• Exercise input:
============================================================
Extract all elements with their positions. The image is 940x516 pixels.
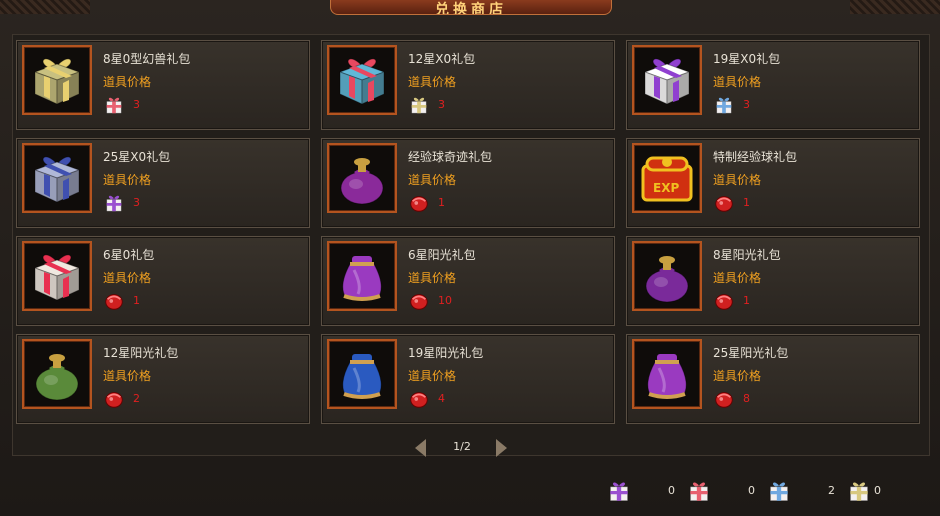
item-name: 6星0礼包 xyxy=(103,248,155,262)
item-name: 8星0型幻兽礼包 xyxy=(103,52,191,66)
item-name: 8星阳光礼包 xyxy=(713,248,781,262)
shop-item-card[interactable]: 19星阳光礼包 道具价格 4 xyxy=(321,334,615,424)
gift-purple-icon xyxy=(606,478,632,504)
cost-amount: 10 xyxy=(438,294,452,307)
shop-item-card[interactable]: 12星阳光礼包 道具价格 2 xyxy=(16,334,310,424)
shop-item-card[interactable]: 8星0型幻兽礼包 道具价格 3 xyxy=(16,40,310,130)
cost-amount: 3 xyxy=(438,98,445,111)
price-label: 道具价格 xyxy=(408,173,457,187)
item-name: 6星阳光礼包 xyxy=(408,248,476,262)
frame-ornament-left xyxy=(0,0,90,14)
cost-amount: 3 xyxy=(743,98,750,111)
gift-gold-icon xyxy=(846,478,872,504)
price-label: 道具价格 xyxy=(408,369,457,383)
page-indicator: 1/2 xyxy=(453,440,471,453)
price-label: 道具价格 xyxy=(103,369,152,383)
frame-ornament-right xyxy=(850,0,940,14)
window-title: 兑换商店 xyxy=(435,2,507,15)
shop-item-card[interactable]: 8星阳光礼包 道具价格 1 xyxy=(626,236,920,326)
resource-value: 0 xyxy=(748,484,755,497)
price-label: 道具价格 xyxy=(713,369,762,383)
shop-item-card[interactable]: 6星阳光礼包 道具价格 10 xyxy=(321,236,615,326)
item-name: 19星阳光礼包 xyxy=(408,346,484,360)
cost-amount: 1 xyxy=(743,294,750,307)
item-name: 19星X0礼包 xyxy=(713,52,781,66)
cost-amount: 8 xyxy=(743,392,750,405)
cost-amount: 1 xyxy=(743,196,750,209)
shop-item-card[interactable]: EXP 特制经验球礼包 道具价格 1 xyxy=(626,138,920,228)
pager: 1/2 xyxy=(415,437,507,459)
gift-pink-icon xyxy=(686,478,712,504)
resource-value: 2 xyxy=(828,484,835,497)
next-page-button[interactable] xyxy=(496,439,507,457)
gift-blue-pink-icon xyxy=(766,478,792,504)
resource-value: 0 xyxy=(874,484,881,497)
price-label: 道具价格 xyxy=(713,271,762,285)
price-label: 道具价格 xyxy=(103,75,152,89)
cost-amount: 2 xyxy=(133,392,140,405)
shop-item-card[interactable]: 6星0礼包 道具价格 1 xyxy=(16,236,310,326)
price-label: 道具价格 xyxy=(408,271,457,285)
item-name: 25星X0礼包 xyxy=(103,150,171,164)
item-thumbnail[interactable] xyxy=(22,45,92,115)
shop-item-card[interactable]: 25星阳光礼包 道具价格 8 xyxy=(626,334,920,424)
svg-text:EXP: EXP xyxy=(653,181,679,195)
resource-bar: 0 0 2 0 xyxy=(0,470,940,516)
resource-value: 0 xyxy=(668,484,675,497)
price-label: 道具价格 xyxy=(713,75,762,89)
item-thumbnail[interactable] xyxy=(22,143,92,213)
cost-amount: 1 xyxy=(438,196,445,209)
item-thumbnail[interactable] xyxy=(327,143,397,213)
price-label: 道具价格 xyxy=(713,173,762,187)
cost-amount: 1 xyxy=(133,294,140,307)
item-thumbnail[interactable]: EXP xyxy=(632,143,702,213)
cost-amount: 3 xyxy=(133,196,140,209)
item-thumbnail[interactable] xyxy=(327,339,397,409)
shop-item-card[interactable]: 19星X0礼包 道具价格 3 xyxy=(626,40,920,130)
shop-item-card[interactable]: 12星X0礼包 道具价格 3 xyxy=(321,40,615,130)
item-name: 12星X0礼包 xyxy=(408,52,476,66)
shop-item-card[interactable]: 25星X0礼包 道具价格 3 xyxy=(16,138,310,228)
price-label: 道具价格 xyxy=(103,271,152,285)
item-thumbnail[interactable] xyxy=(632,241,702,311)
item-name: 12星阳光礼包 xyxy=(103,346,179,360)
item-name: 特制经验球礼包 xyxy=(713,150,798,164)
price-label: 道具价格 xyxy=(103,173,152,187)
shop-window: 兑换商店 8星0型幻兽礼包 道具价格 3 12星X0礼包 道具价格 3 19星X… xyxy=(0,0,940,516)
item-thumbnail[interactable] xyxy=(327,45,397,115)
cost-amount: 4 xyxy=(438,392,445,405)
price-label: 道具价格 xyxy=(408,75,457,89)
prev-page-button[interactable] xyxy=(415,439,426,457)
item-thumbnail[interactable] xyxy=(632,45,702,115)
item-thumbnail[interactable] xyxy=(327,241,397,311)
item-name: 25星阳光礼包 xyxy=(713,346,789,360)
item-thumbnail[interactable] xyxy=(22,339,92,409)
cost-amount: 3 xyxy=(133,98,140,111)
shop-item-card[interactable]: 经验球奇迹礼包 道具价格 1 xyxy=(321,138,615,228)
item-thumbnail[interactable] xyxy=(632,339,702,409)
window-title-bar: 兑换商店 xyxy=(330,0,612,15)
item-name: 经验球奇迹礼包 xyxy=(408,150,493,164)
item-thumbnail[interactable] xyxy=(22,241,92,311)
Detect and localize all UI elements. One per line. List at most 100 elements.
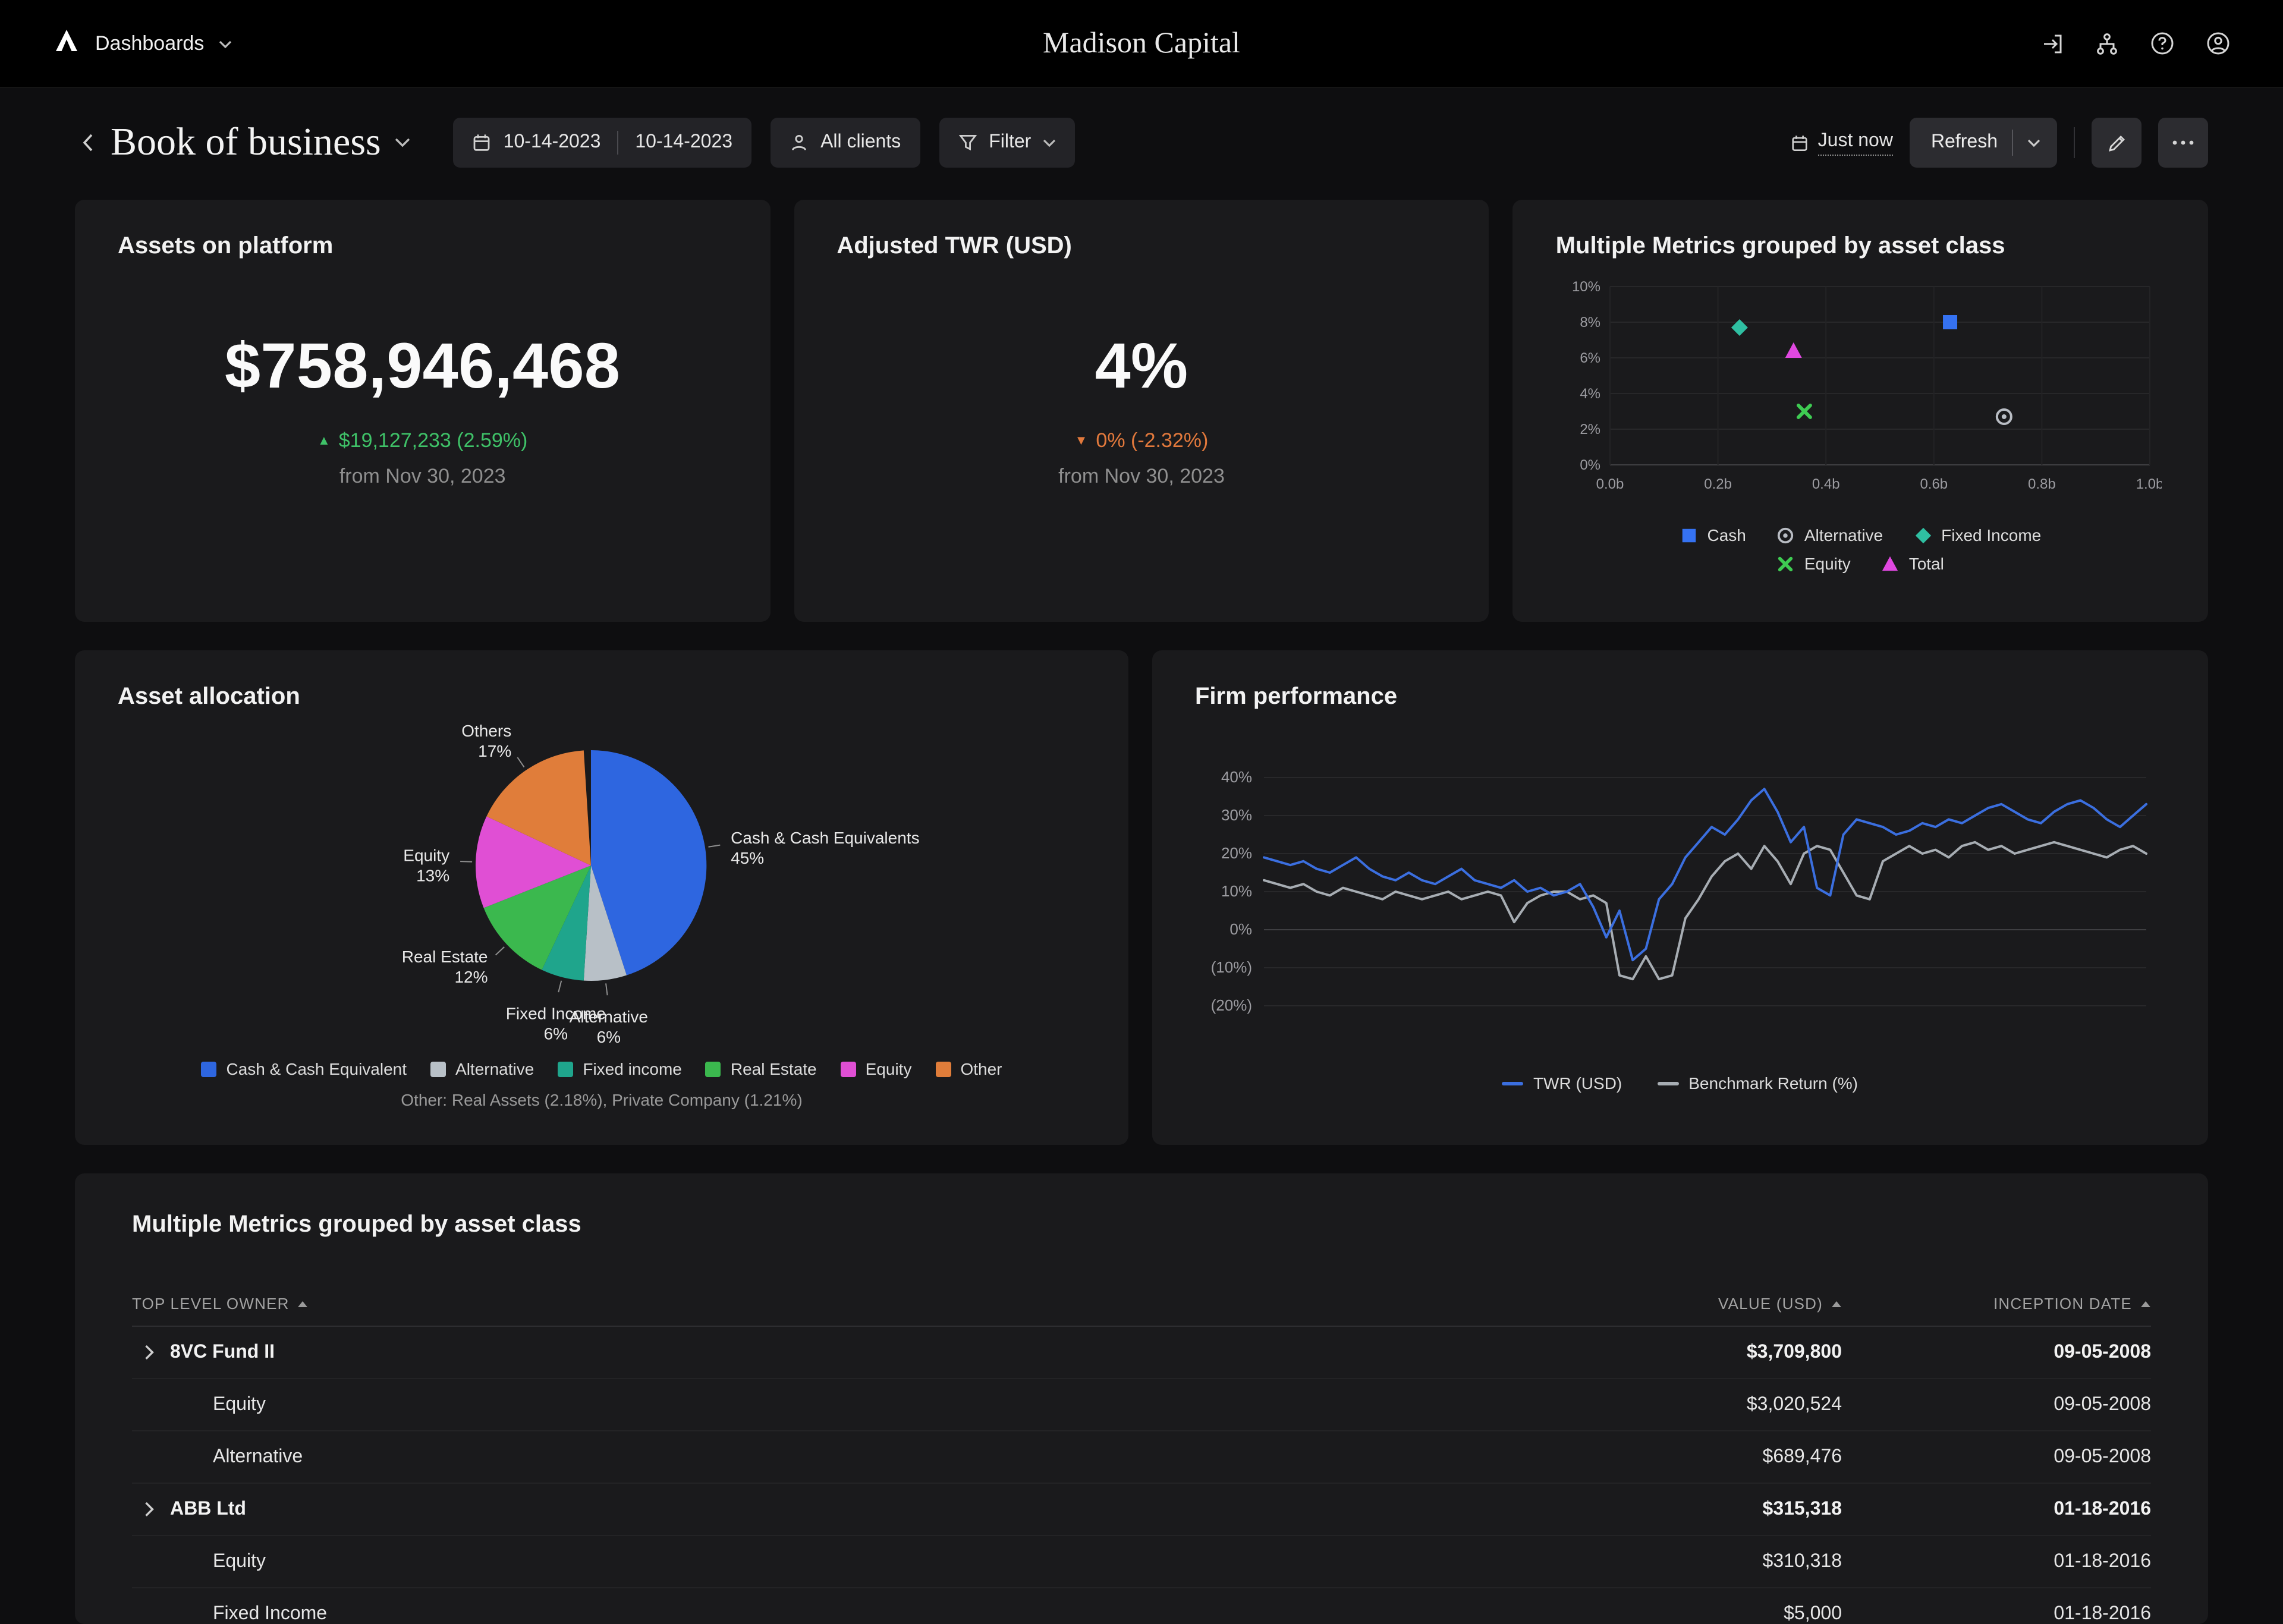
============================================================
• Goal: Retype every line above word for word, but leave out the pictures.

• Task result:
Extract all elements with their positions. The image is 940x516 pixels.
item-name: 6星0礼包 xyxy=(103,248,155,262)
item-name: 8星0型幻兽礼包 xyxy=(103,52,191,66)
item-name: 8星阳光礼包 xyxy=(713,248,781,262)
shop-item-card[interactable]: 19星阳光礼包 道具价格 4 xyxy=(321,334,615,424)
gift-purple-icon xyxy=(606,478,632,504)
cost-amount: 10 xyxy=(438,294,452,307)
shop-item-card[interactable]: 12星阳光礼包 道具价格 2 xyxy=(16,334,310,424)
shop-item-card[interactable]: 8星0型幻兽礼包 道具价格 3 xyxy=(16,40,310,130)
cost-amount: 3 xyxy=(438,98,445,111)
price-label: 道具价格 xyxy=(408,173,457,187)
item-name: 6星阳光礼包 xyxy=(408,248,476,262)
frame-ornament-left xyxy=(0,0,90,14)
cost-amount: 3 xyxy=(743,98,750,111)
gift-gold-icon xyxy=(846,478,872,504)
price-label: 道具价格 xyxy=(408,369,457,383)
page-indicator: 1/2 xyxy=(453,440,471,453)
price-label: 道具价格 xyxy=(103,369,152,383)
frame-ornament-right xyxy=(850,0,940,14)
window-title: 兑换商店 xyxy=(435,2,507,15)
shop-item-card[interactable]: 8星阳光礼包 道具价格 1 xyxy=(626,236,920,326)
resource-value: 0 xyxy=(748,484,755,497)
price-label: 道具价格 xyxy=(713,369,762,383)
shop-item-card[interactable]: 6星阳光礼包 道具价格 10 xyxy=(321,236,615,326)
item-name: 19星阳光礼包 xyxy=(408,346,484,360)
cost-amount: 1 xyxy=(743,294,750,307)
item-name: 19星X0礼包 xyxy=(713,52,781,66)
cost-amount: 8 xyxy=(743,392,750,405)
cost-amount: 1 xyxy=(743,196,750,209)
shop-item-card[interactable]: EXP 特制经验球礼包 道具价格 1 xyxy=(626,138,920,228)
pager: 1/2 xyxy=(415,437,507,459)
gift-pink-icon xyxy=(686,478,712,504)
resource-value: 2 xyxy=(828,484,835,497)
next-page-button[interactable] xyxy=(496,439,507,457)
gift-blue-pink-icon xyxy=(766,478,792,504)
resource-value: 0 xyxy=(874,484,881,497)
price-label: 道具价格 xyxy=(713,271,762,285)
price-label: 道具价格 xyxy=(103,75,152,89)
cost-amount: 2 xyxy=(133,392,140,405)
shop-item-card[interactable]: 6星0礼包 道具价格 1 xyxy=(16,236,310,326)
price-label: 道具价格 xyxy=(408,271,457,285)
item-name: 25星X0礼包 xyxy=(103,150,171,164)
item-thumbnail[interactable] xyxy=(22,45,92,115)
shop-item-card[interactable]: 25星阳光礼包 道具价格 8 xyxy=(626,334,920,424)
svg-text:EXP: EXP xyxy=(653,181,679,195)
resource-bar: 0 0 2 0 xyxy=(0,470,940,516)
resource-value: 0 xyxy=(668,484,675,497)
price-label: 道具价格 xyxy=(713,75,762,89)
item-thumbnail[interactable] xyxy=(22,143,92,213)
cost-amount: 1 xyxy=(438,196,445,209)
item-thumbnail[interactable] xyxy=(327,143,397,213)
price-label: 道具价格 xyxy=(713,173,762,187)
cost-amount: 1 xyxy=(133,294,140,307)
item-thumbnail[interactable]: EXP xyxy=(632,143,702,213)
cost-amount: 3 xyxy=(133,196,140,209)
item-thumbnail[interactable] xyxy=(327,339,397,409)
shop-item-card[interactable]: 19星X0礼包 道具价格 3 xyxy=(626,40,920,130)
shop-item-card[interactable]: 12星X0礼包 道具价格 3 xyxy=(321,40,615,130)
item-name: 12星X0礼包 xyxy=(408,52,476,66)
shop-item-card[interactable]: 25星X0礼包 道具价格 3 xyxy=(16,138,310,228)
price-label: 道具价格 xyxy=(103,271,152,285)
item-thumbnail[interactable] xyxy=(632,241,702,311)
item-name: 12星阳光礼包 xyxy=(103,346,179,360)
item-name: 特制经验球礼包 xyxy=(713,150,798,164)
price-label: 道具价格 xyxy=(103,173,152,187)
shop-window: 兑换商店 8星0型幻兽礼包 道具价格 3 12星X0礼包 道具价格 3 19星X… xyxy=(0,0,940,516)
item-thumbnail[interactable] xyxy=(327,45,397,115)
cost-amount: 4 xyxy=(438,392,445,405)
price-label: 道具价格 xyxy=(408,75,457,89)
prev-page-button[interactable] xyxy=(415,439,426,457)
item-thumbnail[interactable] xyxy=(632,45,702,115)
item-thumbnail[interactable] xyxy=(327,241,397,311)
item-name: 25星阳光礼包 xyxy=(713,346,789,360)
item-thumbnail[interactable] xyxy=(22,339,92,409)
cost-amount: 3 xyxy=(133,98,140,111)
shop-item-card[interactable]: 经验球奇迹礼包 道具价格 1 xyxy=(321,138,615,228)
item-thumbnail[interactable] xyxy=(632,339,702,409)
window-title-bar: 兑换商店 xyxy=(330,0,612,15)
item-name: 经验球奇迹礼包 xyxy=(408,150,493,164)
item-thumbnail[interactable] xyxy=(22,241,92,311)
Detect and localize all UI elements. One per line. List at most 100 elements.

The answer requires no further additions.